> _任务 1_
在介绍接口测试脚手架的文章里，懂基础HTTP和YAML语法的人要在多长时间内跑通第一个真实接口用例？
> _任务 2_
请把接口测试脚手架那篇文章中从“它不强制你学装饰器原理,也不”起一直到“留给自己,把简单留给使用者。”为止的全部内容逐字抄写下来。
> _任务 3_
接着接口测试脚手架这篇文章的最后一句往下写，补出随后的一段内容。

> _文章节选_
1. 这不是“又一个框架”,而是一套能立刻上手的接口测试工作流

我带过不少刚转测试开发的新人,也帮业务团队搭过十几套自动化方案。最常听到的抱怨不是“不会写代码”,而是:“文档写了20页,我照着配了3小时,连第一个请求都发不出去。”这套脚手架,就是为解决这个痛点而生的——它不追求炫技,不堆砌设计模式,核心目标只有一个:让一个懂基础HTTP和YAML语法的人,在15分钟内跑通第一个真实接口用例,并看到带截图、带步骤、带失败堆栈的Allure报告。

关键词里提到的“YAML用例、Allure报告、DDT数据驱动、pytest框架”,不是并列的四个技术点,而是一条被反复打磨过的完整工作流闭环:你用YAML写人话式的用例(比如- 登录成功:用户名admin,密码123456,断言返回code=0),框架自动把它翻译成pytest可执行的测试函数;DDT引擎读取多组数据后,生成多个独立的测试实例;pytest按fixture定义的顺序执行,中间自动提取token、维持Session;所有过程日志按error/warn/info分级归档到logs/目录下,出错时直接定位到哪一行哪一参数;最后Allure把整个执行链路可视化呈现,从请求头、响应体、断言结果到耗时曲线,一目了然。

它不强制你学装饰器原理,也不要求你理解pytest插件加载机制。allRun.py就是那个“一键按钮”,config.yaml就是那个“环境开关”,testcases/login.yaml就是那个“用例说明书”。你改三行:config.yaml里换域名、testcases/里改个账号密码、test_api/test_login.py里指定用例路径——运行,报告就出来了。后面要加新接口?复制一个YAML文件,填几个字段,连Python都不用碰。这才是工程化该有的样子:把复杂留给自己,把简单留给使用者。

> _所给数据_
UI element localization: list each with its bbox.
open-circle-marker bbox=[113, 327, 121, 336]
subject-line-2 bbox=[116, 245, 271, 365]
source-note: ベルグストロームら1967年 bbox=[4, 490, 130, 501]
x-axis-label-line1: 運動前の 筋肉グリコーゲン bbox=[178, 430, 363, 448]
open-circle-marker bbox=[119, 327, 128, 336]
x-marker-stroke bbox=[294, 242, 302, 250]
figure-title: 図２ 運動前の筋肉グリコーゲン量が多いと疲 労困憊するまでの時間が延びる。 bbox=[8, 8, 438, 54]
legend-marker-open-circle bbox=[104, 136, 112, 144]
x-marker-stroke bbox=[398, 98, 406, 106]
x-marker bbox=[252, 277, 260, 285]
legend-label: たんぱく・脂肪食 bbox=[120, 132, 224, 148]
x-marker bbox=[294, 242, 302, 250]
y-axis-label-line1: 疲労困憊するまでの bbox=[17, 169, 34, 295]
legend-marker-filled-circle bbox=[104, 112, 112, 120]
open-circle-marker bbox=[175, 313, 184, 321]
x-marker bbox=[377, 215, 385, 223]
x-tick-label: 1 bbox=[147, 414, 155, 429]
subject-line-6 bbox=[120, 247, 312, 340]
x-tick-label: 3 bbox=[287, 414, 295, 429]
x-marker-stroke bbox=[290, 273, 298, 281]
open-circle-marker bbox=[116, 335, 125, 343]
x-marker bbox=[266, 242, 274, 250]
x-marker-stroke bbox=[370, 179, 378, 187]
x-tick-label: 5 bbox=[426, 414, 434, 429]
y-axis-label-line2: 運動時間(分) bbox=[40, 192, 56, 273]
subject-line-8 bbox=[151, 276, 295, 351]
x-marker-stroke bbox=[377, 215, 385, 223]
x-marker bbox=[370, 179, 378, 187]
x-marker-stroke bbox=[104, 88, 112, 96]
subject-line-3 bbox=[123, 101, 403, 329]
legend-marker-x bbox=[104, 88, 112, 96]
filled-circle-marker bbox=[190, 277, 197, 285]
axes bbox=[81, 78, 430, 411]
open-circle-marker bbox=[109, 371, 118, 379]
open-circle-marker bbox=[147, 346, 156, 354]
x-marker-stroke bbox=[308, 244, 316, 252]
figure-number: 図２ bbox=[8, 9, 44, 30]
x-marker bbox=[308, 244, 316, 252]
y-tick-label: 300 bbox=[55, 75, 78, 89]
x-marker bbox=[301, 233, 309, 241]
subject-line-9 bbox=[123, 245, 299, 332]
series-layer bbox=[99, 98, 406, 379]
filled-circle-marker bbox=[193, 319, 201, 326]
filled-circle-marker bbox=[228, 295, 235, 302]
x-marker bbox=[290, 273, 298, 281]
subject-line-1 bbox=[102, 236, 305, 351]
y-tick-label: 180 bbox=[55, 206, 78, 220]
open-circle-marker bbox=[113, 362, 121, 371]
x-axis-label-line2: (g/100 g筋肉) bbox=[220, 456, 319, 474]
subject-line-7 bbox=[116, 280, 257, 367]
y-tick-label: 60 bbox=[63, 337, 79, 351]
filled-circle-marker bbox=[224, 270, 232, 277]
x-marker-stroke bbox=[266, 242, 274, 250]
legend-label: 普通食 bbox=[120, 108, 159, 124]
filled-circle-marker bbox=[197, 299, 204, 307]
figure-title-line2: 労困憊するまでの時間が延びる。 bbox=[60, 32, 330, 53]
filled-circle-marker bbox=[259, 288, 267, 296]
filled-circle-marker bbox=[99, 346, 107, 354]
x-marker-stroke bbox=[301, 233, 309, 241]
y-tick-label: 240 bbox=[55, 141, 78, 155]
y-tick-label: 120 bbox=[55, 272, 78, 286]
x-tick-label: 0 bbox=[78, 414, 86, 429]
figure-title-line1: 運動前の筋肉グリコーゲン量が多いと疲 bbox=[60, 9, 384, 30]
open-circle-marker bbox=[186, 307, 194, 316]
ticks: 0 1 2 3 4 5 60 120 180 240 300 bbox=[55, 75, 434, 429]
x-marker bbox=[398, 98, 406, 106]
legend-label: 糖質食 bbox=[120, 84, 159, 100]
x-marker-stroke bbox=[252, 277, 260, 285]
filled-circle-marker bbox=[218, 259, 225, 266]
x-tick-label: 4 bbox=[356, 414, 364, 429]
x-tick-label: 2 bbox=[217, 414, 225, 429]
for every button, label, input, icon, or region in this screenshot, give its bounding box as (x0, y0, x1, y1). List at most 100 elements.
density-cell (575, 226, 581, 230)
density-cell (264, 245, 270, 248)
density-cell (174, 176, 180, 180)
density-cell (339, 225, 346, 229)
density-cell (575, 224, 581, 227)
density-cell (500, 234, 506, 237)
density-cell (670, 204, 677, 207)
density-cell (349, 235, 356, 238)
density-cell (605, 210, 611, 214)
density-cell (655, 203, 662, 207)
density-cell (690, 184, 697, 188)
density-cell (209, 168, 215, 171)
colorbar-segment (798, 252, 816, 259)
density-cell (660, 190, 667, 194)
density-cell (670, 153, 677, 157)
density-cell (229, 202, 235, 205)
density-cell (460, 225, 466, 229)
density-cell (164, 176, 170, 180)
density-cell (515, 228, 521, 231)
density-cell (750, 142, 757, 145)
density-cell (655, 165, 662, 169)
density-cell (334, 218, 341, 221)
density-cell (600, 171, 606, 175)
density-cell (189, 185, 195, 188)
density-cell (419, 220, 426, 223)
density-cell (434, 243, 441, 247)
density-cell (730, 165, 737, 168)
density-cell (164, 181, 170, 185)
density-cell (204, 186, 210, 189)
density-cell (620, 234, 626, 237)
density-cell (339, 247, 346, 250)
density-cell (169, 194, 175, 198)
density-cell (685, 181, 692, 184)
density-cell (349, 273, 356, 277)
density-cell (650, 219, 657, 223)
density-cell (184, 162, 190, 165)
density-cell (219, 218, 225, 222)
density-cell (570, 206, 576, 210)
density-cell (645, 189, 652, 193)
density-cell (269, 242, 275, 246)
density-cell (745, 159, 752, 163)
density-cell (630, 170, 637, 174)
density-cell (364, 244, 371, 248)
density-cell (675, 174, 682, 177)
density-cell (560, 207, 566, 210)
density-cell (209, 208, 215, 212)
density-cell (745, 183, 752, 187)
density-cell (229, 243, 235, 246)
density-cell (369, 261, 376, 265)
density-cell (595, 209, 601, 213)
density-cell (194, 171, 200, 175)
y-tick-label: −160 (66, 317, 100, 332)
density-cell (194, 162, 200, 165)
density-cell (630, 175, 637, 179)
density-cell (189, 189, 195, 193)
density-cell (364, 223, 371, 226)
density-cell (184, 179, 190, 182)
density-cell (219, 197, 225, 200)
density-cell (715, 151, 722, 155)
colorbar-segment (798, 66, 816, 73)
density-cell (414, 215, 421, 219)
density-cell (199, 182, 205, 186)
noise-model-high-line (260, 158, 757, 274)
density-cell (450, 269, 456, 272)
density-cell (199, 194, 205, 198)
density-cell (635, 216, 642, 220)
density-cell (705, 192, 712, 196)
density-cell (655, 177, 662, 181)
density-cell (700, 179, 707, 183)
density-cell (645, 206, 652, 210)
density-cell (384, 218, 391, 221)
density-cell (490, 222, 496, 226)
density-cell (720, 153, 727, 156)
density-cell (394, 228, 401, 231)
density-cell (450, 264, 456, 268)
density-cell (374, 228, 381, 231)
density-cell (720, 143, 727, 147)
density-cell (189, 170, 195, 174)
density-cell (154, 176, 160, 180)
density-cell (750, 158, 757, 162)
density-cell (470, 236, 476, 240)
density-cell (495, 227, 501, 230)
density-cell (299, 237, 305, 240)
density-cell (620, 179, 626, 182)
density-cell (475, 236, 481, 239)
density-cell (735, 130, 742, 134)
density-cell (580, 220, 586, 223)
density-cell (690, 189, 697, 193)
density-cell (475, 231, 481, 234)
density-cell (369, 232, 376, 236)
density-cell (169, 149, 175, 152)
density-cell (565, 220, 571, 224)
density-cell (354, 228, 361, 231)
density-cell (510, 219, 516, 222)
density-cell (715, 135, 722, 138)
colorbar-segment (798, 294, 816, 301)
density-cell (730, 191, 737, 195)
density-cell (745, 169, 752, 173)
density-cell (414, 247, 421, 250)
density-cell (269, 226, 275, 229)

> _练习结果 1_
15分钟内。

> _练习结果 2_
它不强制你学装饰器原理,也不要求你理解pytest插件加载机制。allRun.py就是那个“一键按钮”,config.yaml就是那个“环境开关”,testcases/login.yaml就是那个“用例说明书”。你改三行:config.yaml里换域名、testcases/里改个账号密码、test_api/test_login.py里指定用例路径——运行,报告就出来了。后面要加新接口?复制一个YAML文件,填几个字段,连Python都不用碰。这才是工程化该有的样子:把复杂留给自己,把简单留给使用者。

> _练习结果 3_
2. 整体架构与设计思路拆解:为什么是这五块拼图?

2.1 为什么选pytest而不是unittest或Robot Framework?

很多人第一反应是“unittest更基础”“Robot语法更像自然语言”。但实际落地时,pytest的生态优势是碾压级的。举个最实在的例子:你要给10个接口做“相同前置条件+不同参数”的批量测试,unittest得写10个重复的setUp(),Robot得维护10个Keyword调用;而pytest一句@pytest.mark.parametrize("user, pwd", [("admin","123"), ("test","456")])就搞定,且每个参数组合在Allure报告里显示为独立用例,失败互不影响。

更重要的是,pytest的fixture机制天然适配接口测试的依赖链。登录获取token → 用token调用户中心 → 用用户ID调订单列表,这种强依赖关系,用@pytest.fixture(depends=["login_fixture"])就能声明式定义执行顺序,比手动写self.token = login_resp.json()["token"]清晰十倍。框架里的conftest.py已经预置了base_url_fixturesession_fixtureauth_token_fixture三级依赖,你只需在测试函数参数里写def test_user_center(session_fixture):,框架自动帮你注入已登录的session对象——这背后是pytest的scope管理(session级fixture只初始化一次)和yield机制(yield前做setup,yield后做teardown),但使用者完全不用关心。

提示:别被“fixture”这个词吓住。它本质就是个带生命周期管理的函数。你写的def base_url_fixture(): return "https://api-dev.example.com",框架会在每个测试开始前自动调用它,并把返回值传给需要它的测试函数。比全局变量安全,比手动传参省事。

2.2 为什么用YAML而非JSON或Excel管理用例?

JSON太“程序员”,缩进错误直接报错;Excel太“业务”,版本合并困难,Git里全是二进制冲突。YAML是平衡点:人类可读性强(支持注释、缩进即层级)、机器解析稳定(PyYAML库成熟)、Git友好(纯文本,diff清晰)。看一个真实用例片段:

- name: "用户登录成功"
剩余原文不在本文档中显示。